— What needs to be done —
Output each line of the material exactly as it stands.

— Supplied material —
———

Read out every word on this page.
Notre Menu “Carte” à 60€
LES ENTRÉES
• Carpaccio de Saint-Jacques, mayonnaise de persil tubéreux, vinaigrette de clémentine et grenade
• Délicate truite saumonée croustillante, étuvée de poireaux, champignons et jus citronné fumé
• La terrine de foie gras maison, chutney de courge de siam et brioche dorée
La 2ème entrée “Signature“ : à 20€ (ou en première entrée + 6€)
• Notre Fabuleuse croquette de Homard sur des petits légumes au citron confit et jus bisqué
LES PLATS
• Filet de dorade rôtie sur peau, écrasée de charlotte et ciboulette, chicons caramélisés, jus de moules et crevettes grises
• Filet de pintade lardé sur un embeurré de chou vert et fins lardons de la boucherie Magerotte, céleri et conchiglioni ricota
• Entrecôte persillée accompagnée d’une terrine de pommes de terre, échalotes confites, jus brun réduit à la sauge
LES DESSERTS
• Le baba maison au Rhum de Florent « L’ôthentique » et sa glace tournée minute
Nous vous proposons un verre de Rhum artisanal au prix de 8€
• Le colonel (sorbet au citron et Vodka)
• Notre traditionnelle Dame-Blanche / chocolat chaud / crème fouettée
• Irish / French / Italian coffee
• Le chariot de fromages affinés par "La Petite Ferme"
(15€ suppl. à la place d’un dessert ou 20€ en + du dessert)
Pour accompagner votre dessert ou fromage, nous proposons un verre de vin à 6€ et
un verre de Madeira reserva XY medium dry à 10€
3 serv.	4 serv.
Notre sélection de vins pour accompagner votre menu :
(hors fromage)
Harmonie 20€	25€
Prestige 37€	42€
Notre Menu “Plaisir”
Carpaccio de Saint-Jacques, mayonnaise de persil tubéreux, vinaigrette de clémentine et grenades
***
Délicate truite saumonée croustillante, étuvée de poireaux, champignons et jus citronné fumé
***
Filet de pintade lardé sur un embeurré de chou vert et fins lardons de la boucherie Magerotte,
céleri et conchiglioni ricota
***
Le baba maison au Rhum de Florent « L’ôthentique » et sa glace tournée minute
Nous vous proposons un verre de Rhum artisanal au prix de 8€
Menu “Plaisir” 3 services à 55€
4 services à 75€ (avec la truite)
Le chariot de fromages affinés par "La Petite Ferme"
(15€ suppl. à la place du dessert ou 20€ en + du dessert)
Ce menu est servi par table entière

———

— Solution to this problem —
Read out every word on this page.
Notre Menu “Carte” à 60€
LES ENTRÉES
• Carpaccio de Saint-Jacques, mayonnaise de persil tubéreux, vinaigrette de clémentine et grenade
• Délicate truite saumonée croustillante, étuvée de poireaux, champignons et jus citronné fumé
• La terrine de foie gras maison, chutney de courge de siam et brioche dorée
La 2ème entrée “Signature“ : à 20€ (ou en première entrée + 6€)
• Notre Fabuleuse croquette de Homard sur des petits légumes au citron confit et jus bisqué
LES PLATS
• Filet de dorade rôtie sur peau, écrasée de charlotte et ciboulette, chicons caramélisés, jus de moules et crevettes grises
• Filet de pintade lardé sur un embeurré de chou vert et fins lardons de la boucherie Magerotte, céleri et conchiglioni ricota
• Entrecôte persillée accompagnée d’une terrine de pommes de terre, échalotes confites, jus brun réduit à la sauge
LES DESSERTS
• Le baba maison au Rhum de Florent « L’ôthentique » et sa glace tournée minute
Nous vous proposons un verre de Rhum artisanal au prix de 8€
• Le colonel (sorbet au citron et Vodka)
• Notre traditionnelle Dame-Blanche / chocolat chaud / crème fouettée
• Irish / French / Italian coffee
• Le chariot de fromages affinés par "La Petite Ferme"
(15€ suppl. à la place d’un dessert ou 20€ en + du dessert)
Pour accompagner votre dessert ou fromage, nous proposons un verre de vin à 6€ et
un verre de Madeira reserva XY medium dry à 10€
3 serv.	4 serv.
Notre sélection de vins pour accompagner votre menu :
(hors fromage)
Harmonie 20€	25€
Prestige 37€	42€
Notre Menu “Plaisir”
Carpaccio de Saint-Jacques, mayonnaise de persil tubéreux, vinaigrette de clémentine et grenades
***
Délicate truite saumonée croustillante, étuvée de poireaux, champignons et jus citronné fumé
***
Filet de pintade lardé sur un embeurré de chou vert et fins lardons de la boucherie Magerotte,
céleri et conchiglioni ricota
***
Le baba maison au Rhum de Florent « L’ôthentique » et sa glace tournée minute
Nous vous proposons un verre de Rhum artisanal au prix de 8€
Menu “Plaisir” 3 services à 55€
4 services à 75€ (avec la truite)
Le chariot de fromages affinés par "La Petite Ferme"
(15€ suppl. à la place du dessert ou 20€ en + du dessert)
Ce menu est servi par table entière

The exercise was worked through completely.